Problem statement:
List the lines of this listing that hold the word "title".

Figure record extracts:
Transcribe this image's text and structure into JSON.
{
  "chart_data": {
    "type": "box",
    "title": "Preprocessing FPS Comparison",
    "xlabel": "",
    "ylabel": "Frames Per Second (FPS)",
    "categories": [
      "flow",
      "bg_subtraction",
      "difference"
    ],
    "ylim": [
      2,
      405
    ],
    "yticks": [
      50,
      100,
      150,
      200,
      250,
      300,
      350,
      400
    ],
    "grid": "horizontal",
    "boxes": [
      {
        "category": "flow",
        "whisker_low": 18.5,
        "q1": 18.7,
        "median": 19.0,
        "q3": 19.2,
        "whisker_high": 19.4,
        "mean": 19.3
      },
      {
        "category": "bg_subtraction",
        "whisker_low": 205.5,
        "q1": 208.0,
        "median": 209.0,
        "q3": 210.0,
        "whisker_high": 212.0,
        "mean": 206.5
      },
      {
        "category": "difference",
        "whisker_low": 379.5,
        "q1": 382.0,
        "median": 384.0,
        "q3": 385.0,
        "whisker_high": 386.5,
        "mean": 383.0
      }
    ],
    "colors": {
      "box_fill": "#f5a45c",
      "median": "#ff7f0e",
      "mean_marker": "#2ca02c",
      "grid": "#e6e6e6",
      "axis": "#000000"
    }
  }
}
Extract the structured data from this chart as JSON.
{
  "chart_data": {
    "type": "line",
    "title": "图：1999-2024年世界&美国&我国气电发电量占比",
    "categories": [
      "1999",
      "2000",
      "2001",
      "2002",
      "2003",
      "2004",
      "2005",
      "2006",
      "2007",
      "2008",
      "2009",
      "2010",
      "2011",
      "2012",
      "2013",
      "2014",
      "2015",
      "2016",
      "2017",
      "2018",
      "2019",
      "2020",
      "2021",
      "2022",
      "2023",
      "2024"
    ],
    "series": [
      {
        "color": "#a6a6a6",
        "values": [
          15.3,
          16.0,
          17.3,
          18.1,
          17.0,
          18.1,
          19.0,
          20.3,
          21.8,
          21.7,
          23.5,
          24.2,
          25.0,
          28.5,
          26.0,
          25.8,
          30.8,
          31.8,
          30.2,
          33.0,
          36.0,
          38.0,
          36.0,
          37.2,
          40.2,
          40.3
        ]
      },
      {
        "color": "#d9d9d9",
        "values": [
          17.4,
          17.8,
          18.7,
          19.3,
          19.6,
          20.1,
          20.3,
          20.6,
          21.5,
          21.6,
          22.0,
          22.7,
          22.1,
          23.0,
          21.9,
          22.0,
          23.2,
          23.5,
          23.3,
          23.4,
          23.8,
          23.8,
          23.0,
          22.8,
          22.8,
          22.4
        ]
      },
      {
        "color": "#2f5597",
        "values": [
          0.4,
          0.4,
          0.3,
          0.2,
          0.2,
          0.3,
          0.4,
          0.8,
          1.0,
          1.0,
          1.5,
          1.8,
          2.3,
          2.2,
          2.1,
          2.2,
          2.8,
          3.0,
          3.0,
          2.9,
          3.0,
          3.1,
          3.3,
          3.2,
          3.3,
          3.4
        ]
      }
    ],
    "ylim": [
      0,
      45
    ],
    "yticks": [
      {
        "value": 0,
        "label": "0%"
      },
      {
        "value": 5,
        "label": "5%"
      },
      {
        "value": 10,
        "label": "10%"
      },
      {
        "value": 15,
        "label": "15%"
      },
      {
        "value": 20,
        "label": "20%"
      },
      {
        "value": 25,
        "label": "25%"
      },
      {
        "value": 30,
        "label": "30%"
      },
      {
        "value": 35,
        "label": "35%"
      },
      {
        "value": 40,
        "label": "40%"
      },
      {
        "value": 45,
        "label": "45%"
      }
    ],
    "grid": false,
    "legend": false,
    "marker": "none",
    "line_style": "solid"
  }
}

Exercise solution:
    "title": "Preprocessing FPS Comparison",
    "title": "图：1999-2024年世界&美国&我国气电发电量占比",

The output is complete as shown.